Supplied records:

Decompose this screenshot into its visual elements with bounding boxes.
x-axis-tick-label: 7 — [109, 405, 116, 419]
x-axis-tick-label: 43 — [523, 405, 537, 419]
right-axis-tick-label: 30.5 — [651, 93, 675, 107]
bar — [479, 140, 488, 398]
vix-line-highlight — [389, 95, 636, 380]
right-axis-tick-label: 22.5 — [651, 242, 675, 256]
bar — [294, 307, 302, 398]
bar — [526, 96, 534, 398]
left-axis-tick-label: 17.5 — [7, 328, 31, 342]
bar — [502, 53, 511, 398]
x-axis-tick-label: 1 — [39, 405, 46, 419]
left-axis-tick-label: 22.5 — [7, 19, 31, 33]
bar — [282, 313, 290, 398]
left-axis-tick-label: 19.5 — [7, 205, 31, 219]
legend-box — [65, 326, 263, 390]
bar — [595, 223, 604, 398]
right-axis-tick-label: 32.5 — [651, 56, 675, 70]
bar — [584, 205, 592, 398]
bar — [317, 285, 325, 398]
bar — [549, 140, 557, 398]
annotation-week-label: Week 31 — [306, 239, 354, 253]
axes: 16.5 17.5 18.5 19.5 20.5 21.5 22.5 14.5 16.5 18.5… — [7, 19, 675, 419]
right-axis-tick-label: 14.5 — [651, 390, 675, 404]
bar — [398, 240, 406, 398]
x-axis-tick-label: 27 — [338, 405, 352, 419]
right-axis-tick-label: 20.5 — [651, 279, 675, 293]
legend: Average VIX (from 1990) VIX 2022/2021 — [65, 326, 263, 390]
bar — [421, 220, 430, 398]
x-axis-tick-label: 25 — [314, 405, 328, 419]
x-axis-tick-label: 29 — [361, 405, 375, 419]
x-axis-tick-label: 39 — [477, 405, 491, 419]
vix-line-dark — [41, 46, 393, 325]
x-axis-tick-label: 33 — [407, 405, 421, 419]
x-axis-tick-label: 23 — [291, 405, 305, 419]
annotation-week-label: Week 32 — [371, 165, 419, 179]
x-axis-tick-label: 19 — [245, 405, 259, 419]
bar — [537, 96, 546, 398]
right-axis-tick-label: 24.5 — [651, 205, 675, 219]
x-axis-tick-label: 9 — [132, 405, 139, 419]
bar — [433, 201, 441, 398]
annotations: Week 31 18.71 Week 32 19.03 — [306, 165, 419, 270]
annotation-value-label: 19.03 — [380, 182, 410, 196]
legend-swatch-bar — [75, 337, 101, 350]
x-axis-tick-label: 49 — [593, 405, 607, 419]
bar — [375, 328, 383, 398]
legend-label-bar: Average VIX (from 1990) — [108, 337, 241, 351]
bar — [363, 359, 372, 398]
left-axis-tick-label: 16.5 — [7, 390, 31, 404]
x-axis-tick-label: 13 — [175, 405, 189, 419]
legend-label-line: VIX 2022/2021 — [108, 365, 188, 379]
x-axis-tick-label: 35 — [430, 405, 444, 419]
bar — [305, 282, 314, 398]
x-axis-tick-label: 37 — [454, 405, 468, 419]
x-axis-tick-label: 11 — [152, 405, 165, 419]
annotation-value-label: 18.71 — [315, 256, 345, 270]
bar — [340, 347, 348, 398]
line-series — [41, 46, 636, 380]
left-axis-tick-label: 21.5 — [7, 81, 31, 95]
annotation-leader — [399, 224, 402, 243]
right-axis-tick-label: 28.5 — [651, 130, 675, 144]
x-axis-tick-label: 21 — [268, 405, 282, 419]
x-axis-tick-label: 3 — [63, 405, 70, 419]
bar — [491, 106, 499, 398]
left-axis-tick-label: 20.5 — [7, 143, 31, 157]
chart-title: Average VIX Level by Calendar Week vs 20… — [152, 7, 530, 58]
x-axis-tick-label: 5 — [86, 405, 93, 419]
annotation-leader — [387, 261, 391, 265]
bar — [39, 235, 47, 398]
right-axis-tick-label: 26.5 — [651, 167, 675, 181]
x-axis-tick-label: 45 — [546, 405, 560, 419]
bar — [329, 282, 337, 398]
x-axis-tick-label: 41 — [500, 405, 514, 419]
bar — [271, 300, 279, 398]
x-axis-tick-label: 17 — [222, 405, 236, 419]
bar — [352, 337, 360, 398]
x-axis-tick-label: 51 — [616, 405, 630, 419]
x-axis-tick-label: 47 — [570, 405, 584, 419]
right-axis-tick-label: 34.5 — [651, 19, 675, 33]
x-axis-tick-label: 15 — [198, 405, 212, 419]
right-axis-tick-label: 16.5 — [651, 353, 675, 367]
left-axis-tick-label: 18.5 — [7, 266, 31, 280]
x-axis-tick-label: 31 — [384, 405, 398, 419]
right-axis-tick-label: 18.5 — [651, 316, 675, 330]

Do this: Please reproduce every line of the records above, word for word and in the same order, without changing anything.

Written answer:
Decompose this screenshot into its visual elements with bounding boxes.
x-axis-tick-label: 7 — [109, 405, 116, 419]
x-axis-tick-label: 43 — [523, 405, 537, 419]
right-axis-tick-label: 30.5 — [651, 93, 675, 107]
bar — [479, 140, 488, 398]
vix-line-highlight — [389, 95, 636, 380]
right-axis-tick-label: 22.5 — [651, 242, 675, 256]
bar — [294, 307, 302, 398]
bar — [526, 96, 534, 398]
left-axis-tick-label: 17.5 — [7, 328, 31, 342]
bar — [502, 53, 511, 398]
x-axis-tick-label: 1 — [39, 405, 46, 419]
left-axis-tick-label: 22.5 — [7, 19, 31, 33]
bar — [282, 313, 290, 398]
left-axis-tick-label: 19.5 — [7, 205, 31, 219]
legend-box — [65, 326, 263, 390]
bar — [595, 223, 604, 398]
right-axis-tick-label: 32.5 — [651, 56, 675, 70]
bar — [584, 205, 592, 398]
bar — [317, 285, 325, 398]
bar — [549, 140, 557, 398]
annotation-week-label: Week 31 — [306, 239, 354, 253]
axes: 16.5 17.5 18.5 19.5 20.5 21.5 22.5 14.5 16.5 18.5… — [7, 19, 675, 419]
right-axis-tick-label: 14.5 — [651, 390, 675, 404]
bar — [398, 240, 406, 398]
x-axis-tick-label: 27 — [338, 405, 352, 419]
right-axis-tick-label: 20.5 — [651, 279, 675, 293]
legend: Average VIX (from 1990) VIX 2022/2021 — [65, 326, 263, 390]
bar — [421, 220, 430, 398]
x-axis-tick-label: 25 — [314, 405, 328, 419]
x-axis-tick-label: 29 — [361, 405, 375, 419]
x-axis-tick-label: 39 — [477, 405, 491, 419]
vix-line-dark — [41, 46, 393, 325]
x-axis-tick-label: 33 — [407, 405, 421, 419]
x-axis-tick-label: 23 — [291, 405, 305, 419]
annotation-week-label: Week 32 — [371, 165, 419, 179]
x-axis-tick-label: 19 — [245, 405, 259, 419]
bar — [537, 96, 546, 398]
right-axis-tick-label: 24.5 — [651, 205, 675, 219]
x-axis-tick-label: 9 — [132, 405, 139, 419]
bar — [433, 201, 441, 398]
annotations: Week 31 18.71 Week 32 19.03 — [306, 165, 419, 270]
annotation-value-label: 19.03 — [380, 182, 410, 196]
legend-swatch-bar — [75, 337, 101, 350]
x-axis-tick-label: 49 — [593, 405, 607, 419]
bar — [375, 328, 383, 398]
legend-label-bar: Average VIX (from 1990) — [108, 337, 241, 351]
bar — [363, 359, 372, 398]
left-axis-tick-label: 16.5 — [7, 390, 31, 404]
x-axis-tick-label: 13 — [175, 405, 189, 419]
legend-label-line: VIX 2022/2021 — [108, 365, 188, 379]
x-axis-tick-label: 35 — [430, 405, 444, 419]
bar — [305, 282, 314, 398]
x-axis-tick-label: 37 — [454, 405, 468, 419]
x-axis-tick-label: 11 — [152, 405, 165, 419]
annotation-value-label: 18.71 — [315, 256, 345, 270]
bar — [340, 347, 348, 398]
line-series — [41, 46, 636, 380]
left-axis-tick-label: 21.5 — [7, 81, 31, 95]
annotation-leader — [399, 224, 402, 243]
right-axis-tick-label: 28.5 — [651, 130, 675, 144]
x-axis-tick-label: 21 — [268, 405, 282, 419]
x-axis-tick-label: 3 — [63, 405, 70, 419]
bar — [491, 106, 499, 398]
left-axis-tick-label: 20.5 — [7, 143, 31, 157]
chart-title: Average VIX Level by Calendar Week vs 20… — [152, 7, 530, 58]
x-axis-tick-label: 5 — [86, 405, 93, 419]
annotation-leader — [387, 261, 391, 265]
bar — [39, 235, 47, 398]
right-axis-tick-label: 26.5 — [651, 167, 675, 181]
x-axis-tick-label: 45 — [546, 405, 560, 419]
bar — [329, 282, 337, 398]
x-axis-tick-label: 41 — [500, 405, 514, 419]
bar — [271, 300, 279, 398]
x-axis-tick-label: 17 — [222, 405, 236, 419]
bar — [352, 337, 360, 398]
x-axis-tick-label: 51 — [616, 405, 630, 419]
x-axis-tick-label: 47 — [570, 405, 584, 419]
right-axis-tick-label: 34.5 — [651, 19, 675, 33]
x-axis-tick-label: 15 — [198, 405, 212, 419]
right-axis-tick-label: 16.5 — [651, 353, 675, 367]
left-axis-tick-label: 18.5 — [7, 266, 31, 280]
x-axis-tick-label: 31 — [384, 405, 398, 419]
right-axis-tick-label: 18.5 — [651, 316, 675, 330]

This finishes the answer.